### Task to complete
Find the number of lines containing the string "während" in the data. Answer with the number by itself.

### Records supplied
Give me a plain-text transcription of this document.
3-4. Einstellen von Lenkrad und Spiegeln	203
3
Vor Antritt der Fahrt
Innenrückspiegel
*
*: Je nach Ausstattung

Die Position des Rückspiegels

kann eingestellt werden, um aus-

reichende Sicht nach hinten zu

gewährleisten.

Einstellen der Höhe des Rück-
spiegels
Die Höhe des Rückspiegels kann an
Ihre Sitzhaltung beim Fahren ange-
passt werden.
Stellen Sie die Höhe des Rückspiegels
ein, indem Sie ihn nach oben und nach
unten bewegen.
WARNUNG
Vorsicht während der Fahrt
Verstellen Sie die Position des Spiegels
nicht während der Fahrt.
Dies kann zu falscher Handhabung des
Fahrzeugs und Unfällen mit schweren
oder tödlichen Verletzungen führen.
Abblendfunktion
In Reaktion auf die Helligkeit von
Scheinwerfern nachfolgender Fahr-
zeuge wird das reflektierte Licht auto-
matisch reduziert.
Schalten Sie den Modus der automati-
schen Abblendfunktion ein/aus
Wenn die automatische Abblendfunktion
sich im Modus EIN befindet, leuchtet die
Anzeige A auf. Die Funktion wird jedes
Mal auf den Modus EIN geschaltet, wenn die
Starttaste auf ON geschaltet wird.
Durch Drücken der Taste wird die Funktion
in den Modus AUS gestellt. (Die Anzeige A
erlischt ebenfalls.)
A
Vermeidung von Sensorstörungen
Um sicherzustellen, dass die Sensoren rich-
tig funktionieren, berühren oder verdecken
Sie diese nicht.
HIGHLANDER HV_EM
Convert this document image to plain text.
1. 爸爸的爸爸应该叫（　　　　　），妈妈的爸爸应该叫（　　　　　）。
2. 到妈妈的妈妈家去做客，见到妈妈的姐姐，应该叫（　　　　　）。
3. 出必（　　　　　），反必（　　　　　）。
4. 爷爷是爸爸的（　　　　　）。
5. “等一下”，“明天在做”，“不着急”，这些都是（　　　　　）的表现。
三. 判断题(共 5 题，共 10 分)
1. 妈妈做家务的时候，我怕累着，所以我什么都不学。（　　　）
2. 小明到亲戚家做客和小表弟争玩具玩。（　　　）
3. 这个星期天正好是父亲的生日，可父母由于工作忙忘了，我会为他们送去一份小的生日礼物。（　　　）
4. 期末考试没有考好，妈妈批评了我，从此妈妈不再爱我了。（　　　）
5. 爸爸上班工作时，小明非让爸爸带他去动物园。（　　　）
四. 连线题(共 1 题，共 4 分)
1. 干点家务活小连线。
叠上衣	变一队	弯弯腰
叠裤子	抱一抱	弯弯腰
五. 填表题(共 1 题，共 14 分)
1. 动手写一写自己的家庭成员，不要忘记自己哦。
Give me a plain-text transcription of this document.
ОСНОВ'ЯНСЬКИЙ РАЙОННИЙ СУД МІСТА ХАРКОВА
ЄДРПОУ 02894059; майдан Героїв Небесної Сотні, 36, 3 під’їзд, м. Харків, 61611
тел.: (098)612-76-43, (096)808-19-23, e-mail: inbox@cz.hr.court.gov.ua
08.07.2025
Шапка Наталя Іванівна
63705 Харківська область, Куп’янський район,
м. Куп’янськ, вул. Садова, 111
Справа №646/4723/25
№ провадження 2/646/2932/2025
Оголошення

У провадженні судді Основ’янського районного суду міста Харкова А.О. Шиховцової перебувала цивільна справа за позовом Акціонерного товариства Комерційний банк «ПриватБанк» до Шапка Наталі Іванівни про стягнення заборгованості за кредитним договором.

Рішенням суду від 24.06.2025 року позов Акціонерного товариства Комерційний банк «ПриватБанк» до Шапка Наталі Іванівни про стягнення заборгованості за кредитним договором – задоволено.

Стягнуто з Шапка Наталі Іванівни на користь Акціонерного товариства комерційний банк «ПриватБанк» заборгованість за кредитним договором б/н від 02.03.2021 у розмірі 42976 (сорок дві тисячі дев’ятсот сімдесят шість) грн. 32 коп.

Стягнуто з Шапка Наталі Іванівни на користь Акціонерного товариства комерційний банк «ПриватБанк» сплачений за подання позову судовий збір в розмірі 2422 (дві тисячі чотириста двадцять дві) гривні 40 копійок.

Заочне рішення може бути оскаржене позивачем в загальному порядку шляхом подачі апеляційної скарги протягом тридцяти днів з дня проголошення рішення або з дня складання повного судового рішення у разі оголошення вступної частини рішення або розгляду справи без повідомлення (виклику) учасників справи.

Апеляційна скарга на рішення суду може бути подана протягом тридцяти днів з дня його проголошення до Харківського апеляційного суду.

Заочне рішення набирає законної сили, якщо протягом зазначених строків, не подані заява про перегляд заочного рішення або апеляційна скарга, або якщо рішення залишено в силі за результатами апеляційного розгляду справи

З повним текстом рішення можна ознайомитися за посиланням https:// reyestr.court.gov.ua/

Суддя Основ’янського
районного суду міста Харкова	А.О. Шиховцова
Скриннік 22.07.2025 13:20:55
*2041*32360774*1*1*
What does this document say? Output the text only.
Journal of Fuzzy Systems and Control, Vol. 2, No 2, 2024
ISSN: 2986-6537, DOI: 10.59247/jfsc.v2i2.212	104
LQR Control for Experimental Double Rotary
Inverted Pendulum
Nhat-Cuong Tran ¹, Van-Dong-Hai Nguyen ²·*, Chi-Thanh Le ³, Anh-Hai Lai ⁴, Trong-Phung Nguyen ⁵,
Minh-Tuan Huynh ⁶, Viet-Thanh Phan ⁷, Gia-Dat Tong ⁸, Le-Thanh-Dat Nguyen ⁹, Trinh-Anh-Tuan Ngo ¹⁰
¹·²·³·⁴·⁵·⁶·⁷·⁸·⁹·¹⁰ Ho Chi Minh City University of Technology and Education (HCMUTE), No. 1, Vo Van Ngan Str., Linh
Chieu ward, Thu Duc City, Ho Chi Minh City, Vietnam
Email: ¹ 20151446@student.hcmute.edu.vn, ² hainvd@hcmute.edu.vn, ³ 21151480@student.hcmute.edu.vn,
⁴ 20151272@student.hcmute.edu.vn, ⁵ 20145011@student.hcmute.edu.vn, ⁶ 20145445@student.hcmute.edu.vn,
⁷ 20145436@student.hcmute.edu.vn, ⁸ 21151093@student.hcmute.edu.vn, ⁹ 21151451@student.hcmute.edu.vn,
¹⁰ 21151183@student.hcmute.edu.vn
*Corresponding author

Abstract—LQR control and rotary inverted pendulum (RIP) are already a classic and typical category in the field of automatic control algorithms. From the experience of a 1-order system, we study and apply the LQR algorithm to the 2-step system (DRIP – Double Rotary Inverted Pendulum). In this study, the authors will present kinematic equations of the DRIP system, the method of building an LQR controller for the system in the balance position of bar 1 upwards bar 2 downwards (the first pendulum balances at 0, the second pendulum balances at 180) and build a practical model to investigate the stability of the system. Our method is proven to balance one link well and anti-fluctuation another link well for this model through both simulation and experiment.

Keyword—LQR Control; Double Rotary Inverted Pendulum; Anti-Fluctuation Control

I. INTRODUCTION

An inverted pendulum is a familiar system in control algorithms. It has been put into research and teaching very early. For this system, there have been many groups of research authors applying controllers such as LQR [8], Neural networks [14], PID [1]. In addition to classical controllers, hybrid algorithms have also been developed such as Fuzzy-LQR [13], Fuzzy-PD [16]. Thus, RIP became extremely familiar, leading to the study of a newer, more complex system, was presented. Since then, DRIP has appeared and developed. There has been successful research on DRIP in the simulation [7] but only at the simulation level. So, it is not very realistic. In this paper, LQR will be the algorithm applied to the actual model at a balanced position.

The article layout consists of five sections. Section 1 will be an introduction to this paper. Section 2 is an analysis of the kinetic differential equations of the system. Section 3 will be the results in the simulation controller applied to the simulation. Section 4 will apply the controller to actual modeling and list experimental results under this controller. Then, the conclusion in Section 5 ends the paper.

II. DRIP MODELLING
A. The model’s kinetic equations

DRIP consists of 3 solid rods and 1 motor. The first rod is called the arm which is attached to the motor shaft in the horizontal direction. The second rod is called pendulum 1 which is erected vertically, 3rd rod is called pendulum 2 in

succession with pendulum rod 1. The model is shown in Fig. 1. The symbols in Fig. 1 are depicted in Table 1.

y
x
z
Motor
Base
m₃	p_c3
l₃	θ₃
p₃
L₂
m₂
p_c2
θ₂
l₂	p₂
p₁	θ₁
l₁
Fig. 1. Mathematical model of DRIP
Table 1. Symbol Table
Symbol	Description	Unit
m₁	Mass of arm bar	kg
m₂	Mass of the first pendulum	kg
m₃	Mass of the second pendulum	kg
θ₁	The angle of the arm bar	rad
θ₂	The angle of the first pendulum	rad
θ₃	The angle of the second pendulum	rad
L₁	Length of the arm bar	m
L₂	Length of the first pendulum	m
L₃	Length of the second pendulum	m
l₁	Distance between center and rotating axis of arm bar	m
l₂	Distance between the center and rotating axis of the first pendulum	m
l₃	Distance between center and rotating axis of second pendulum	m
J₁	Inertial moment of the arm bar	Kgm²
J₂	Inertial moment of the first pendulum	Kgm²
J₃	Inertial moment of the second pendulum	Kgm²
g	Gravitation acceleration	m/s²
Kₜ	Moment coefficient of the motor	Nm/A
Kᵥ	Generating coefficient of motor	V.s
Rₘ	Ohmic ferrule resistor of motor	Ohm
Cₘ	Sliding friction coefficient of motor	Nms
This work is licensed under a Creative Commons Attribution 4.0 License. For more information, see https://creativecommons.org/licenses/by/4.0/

### Problem solution
2